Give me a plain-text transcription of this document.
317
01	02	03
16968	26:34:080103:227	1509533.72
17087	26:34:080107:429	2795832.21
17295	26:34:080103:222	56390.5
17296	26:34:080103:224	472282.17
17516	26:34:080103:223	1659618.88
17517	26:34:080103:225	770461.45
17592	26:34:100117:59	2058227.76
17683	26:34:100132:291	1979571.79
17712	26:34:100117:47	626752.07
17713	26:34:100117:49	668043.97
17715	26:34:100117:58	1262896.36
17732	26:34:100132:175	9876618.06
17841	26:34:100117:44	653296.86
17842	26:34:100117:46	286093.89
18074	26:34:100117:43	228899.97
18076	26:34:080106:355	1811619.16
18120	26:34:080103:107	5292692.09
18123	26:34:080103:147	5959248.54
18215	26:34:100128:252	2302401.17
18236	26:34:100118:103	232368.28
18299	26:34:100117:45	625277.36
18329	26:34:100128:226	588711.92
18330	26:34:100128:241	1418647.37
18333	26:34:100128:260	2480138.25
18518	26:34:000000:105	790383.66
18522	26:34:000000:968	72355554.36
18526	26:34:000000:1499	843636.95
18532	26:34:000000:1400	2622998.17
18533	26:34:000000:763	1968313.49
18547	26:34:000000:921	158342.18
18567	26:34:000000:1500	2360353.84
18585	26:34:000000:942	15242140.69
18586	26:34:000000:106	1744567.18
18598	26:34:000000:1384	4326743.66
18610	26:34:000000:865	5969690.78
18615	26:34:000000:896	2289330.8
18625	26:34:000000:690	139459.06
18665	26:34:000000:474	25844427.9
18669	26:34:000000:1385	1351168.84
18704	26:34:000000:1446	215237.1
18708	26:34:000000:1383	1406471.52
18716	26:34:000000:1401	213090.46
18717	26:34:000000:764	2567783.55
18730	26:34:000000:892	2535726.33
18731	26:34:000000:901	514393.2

--

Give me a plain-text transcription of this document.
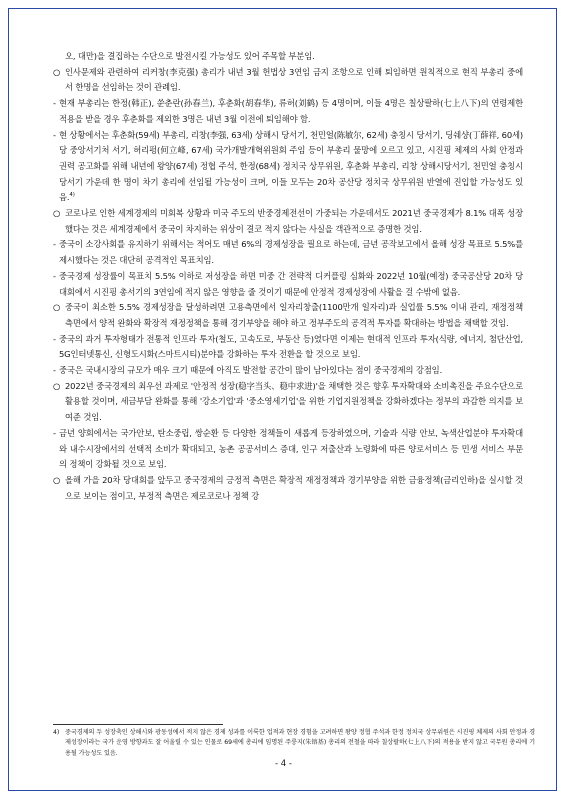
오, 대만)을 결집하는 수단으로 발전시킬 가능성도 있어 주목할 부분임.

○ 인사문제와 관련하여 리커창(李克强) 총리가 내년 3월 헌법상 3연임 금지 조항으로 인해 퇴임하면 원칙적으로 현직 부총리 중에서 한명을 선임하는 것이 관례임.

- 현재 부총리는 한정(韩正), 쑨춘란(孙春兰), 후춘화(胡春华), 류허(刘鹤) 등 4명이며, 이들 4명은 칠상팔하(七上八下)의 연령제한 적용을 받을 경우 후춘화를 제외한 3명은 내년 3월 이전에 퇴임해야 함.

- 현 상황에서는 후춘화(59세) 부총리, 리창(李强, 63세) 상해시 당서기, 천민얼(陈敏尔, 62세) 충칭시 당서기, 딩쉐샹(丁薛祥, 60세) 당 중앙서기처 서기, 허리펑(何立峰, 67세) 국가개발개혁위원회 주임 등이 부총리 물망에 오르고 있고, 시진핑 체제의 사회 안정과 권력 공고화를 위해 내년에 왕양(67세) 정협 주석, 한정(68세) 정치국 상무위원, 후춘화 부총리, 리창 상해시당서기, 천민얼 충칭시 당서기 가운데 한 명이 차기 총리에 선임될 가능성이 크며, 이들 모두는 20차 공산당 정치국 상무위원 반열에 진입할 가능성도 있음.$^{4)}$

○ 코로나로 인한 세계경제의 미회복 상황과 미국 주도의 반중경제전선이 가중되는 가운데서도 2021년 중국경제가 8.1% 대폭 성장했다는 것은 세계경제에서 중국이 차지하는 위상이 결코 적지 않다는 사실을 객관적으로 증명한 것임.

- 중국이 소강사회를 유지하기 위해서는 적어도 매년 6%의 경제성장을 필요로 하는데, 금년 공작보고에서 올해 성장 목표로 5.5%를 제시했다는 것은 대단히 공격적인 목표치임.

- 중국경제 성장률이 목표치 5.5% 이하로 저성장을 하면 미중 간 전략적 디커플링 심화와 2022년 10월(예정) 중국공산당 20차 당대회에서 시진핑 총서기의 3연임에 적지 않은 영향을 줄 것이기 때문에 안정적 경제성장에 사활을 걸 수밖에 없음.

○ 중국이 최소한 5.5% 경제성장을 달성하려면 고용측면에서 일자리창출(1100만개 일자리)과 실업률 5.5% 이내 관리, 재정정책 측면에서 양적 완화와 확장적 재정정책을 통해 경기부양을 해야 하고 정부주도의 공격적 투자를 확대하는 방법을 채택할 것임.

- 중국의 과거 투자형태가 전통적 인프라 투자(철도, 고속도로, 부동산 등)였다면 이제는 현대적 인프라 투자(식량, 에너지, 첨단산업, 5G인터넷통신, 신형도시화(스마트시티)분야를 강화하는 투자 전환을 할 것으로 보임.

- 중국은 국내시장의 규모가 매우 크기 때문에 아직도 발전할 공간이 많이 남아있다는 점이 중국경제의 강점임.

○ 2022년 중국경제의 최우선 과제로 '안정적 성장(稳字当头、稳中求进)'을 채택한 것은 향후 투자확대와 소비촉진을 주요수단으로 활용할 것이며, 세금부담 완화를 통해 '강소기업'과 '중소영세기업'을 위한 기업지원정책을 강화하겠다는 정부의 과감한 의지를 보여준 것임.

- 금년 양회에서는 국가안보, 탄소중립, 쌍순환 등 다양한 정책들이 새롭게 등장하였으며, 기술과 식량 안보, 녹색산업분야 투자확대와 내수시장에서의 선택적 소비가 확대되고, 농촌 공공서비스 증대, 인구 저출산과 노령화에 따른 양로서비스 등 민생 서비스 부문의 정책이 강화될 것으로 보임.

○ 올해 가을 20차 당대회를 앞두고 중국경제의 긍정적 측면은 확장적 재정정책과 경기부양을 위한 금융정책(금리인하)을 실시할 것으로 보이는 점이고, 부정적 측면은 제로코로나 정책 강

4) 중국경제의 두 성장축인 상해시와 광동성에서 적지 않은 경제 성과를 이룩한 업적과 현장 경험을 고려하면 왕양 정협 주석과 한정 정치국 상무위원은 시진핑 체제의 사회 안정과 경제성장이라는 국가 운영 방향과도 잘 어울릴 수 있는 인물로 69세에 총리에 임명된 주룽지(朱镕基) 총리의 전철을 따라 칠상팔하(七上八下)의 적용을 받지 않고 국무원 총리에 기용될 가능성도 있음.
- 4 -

* * *

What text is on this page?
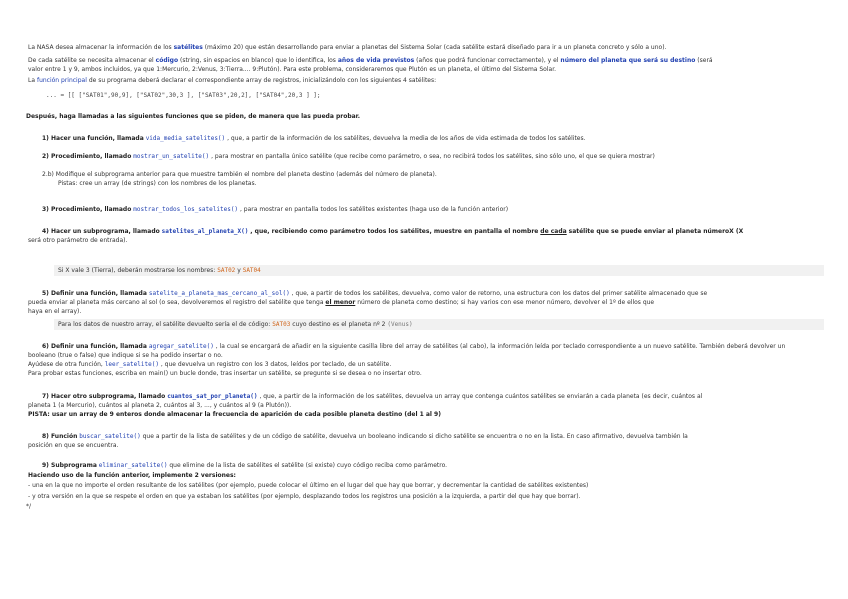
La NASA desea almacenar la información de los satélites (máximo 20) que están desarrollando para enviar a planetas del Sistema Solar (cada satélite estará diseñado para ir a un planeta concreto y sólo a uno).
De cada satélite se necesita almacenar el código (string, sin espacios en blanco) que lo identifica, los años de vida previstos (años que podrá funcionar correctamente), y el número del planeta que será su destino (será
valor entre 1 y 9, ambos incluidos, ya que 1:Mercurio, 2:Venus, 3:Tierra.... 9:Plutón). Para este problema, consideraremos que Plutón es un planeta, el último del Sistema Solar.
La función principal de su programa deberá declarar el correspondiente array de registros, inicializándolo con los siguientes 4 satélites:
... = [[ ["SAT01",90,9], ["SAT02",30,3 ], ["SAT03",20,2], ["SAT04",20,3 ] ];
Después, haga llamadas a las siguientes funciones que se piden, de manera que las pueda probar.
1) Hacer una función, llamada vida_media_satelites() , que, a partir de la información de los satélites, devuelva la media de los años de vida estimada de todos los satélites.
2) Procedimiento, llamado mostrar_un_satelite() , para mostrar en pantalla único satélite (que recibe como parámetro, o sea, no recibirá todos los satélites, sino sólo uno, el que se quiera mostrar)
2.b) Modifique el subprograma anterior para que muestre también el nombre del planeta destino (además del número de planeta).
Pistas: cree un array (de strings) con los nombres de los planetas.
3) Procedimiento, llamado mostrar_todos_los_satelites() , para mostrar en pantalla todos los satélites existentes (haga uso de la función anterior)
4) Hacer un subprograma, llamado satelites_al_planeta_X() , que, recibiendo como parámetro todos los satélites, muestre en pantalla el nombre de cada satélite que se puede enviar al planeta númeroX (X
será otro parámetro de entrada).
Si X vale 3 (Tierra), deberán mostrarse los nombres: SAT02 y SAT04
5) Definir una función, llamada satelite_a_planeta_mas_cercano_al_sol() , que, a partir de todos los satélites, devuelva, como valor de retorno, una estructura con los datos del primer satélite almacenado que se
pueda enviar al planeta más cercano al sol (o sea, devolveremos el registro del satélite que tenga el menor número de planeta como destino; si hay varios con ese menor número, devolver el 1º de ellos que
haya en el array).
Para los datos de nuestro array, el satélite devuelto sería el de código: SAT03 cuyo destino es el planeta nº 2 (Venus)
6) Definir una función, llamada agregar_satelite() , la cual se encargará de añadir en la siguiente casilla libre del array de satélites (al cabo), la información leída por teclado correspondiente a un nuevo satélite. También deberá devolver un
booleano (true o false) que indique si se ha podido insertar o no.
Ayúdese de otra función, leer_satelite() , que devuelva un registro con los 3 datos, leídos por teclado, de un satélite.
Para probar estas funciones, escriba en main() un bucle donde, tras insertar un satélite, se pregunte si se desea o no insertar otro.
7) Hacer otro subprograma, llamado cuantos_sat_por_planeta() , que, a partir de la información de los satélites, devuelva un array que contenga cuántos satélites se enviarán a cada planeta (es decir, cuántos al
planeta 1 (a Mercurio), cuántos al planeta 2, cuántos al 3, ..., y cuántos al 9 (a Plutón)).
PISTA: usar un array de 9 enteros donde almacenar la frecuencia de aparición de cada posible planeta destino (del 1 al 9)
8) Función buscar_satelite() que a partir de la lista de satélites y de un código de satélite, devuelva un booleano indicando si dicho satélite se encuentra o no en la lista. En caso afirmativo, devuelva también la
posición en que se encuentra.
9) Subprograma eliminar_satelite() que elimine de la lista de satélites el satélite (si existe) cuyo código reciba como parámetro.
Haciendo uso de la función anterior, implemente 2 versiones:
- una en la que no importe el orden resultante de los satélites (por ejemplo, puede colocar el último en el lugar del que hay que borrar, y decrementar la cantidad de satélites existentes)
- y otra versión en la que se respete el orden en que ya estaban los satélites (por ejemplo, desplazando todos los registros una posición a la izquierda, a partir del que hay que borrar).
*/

*Aim of the exercise*. Extract each line from the entries above that contains the string "datos".

*Completed exercise*.
5) Definir una función, llamada satelite_a_planeta_mas_cercano_al_sol() , que, a partir de todos los satélites, devuelva, como valor de retorno, una estructura con los datos del primer satélite almacenado que se
Para los datos de nuestro array, el satélite devuelto sería el de código: SAT03 cuyo destino es el planeta nº 2 (Venus)
Ayúdese de otra función, leer_satelite() , que devuelva un registro con los 3 datos, leídos por teclado, de un satélite.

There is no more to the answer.